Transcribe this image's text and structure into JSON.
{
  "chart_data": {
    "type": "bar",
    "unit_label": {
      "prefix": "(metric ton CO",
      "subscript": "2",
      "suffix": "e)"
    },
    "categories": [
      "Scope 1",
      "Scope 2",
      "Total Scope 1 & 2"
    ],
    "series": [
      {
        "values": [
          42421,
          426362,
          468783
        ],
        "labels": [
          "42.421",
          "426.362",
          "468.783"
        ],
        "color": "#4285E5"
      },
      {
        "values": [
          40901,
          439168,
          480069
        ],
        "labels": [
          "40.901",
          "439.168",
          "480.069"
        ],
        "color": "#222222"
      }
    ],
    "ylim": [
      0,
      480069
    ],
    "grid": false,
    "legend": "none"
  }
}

#### DIRECTION
Repeat the material in full, exactly as it stands.

#### REPLY TO THE EXERCISE
Transcribe this image's text and structure into JSON.
{
  "chart_data": {
    "type": "bar",
    "unit_label": {
      "prefix": "(metric ton CO",
      "subscript": "2",
      "suffix": "e)"
    },
    "categories": [
      "Scope 1",
      "Scope 2",
      "Total Scope 1 & 2"
    ],
    "series": [
      {
        "values": [
          42421,
          426362,
          468783
        ],
        "labels": [
          "42.421",
          "426.362",
          "468.783"
        ],
        "color": "#4285E5"
      },
      {
        "values": [
          40901,
          439168,
          480069
        ],
        "labels": [
          "40.901",
          "439.168",
          "480.069"
        ],
        "color": "#222222"
      }
    ],
    "ylim": [
      0,
      480069
    ],
    "grid": false,
    "legend": "none"
  }
}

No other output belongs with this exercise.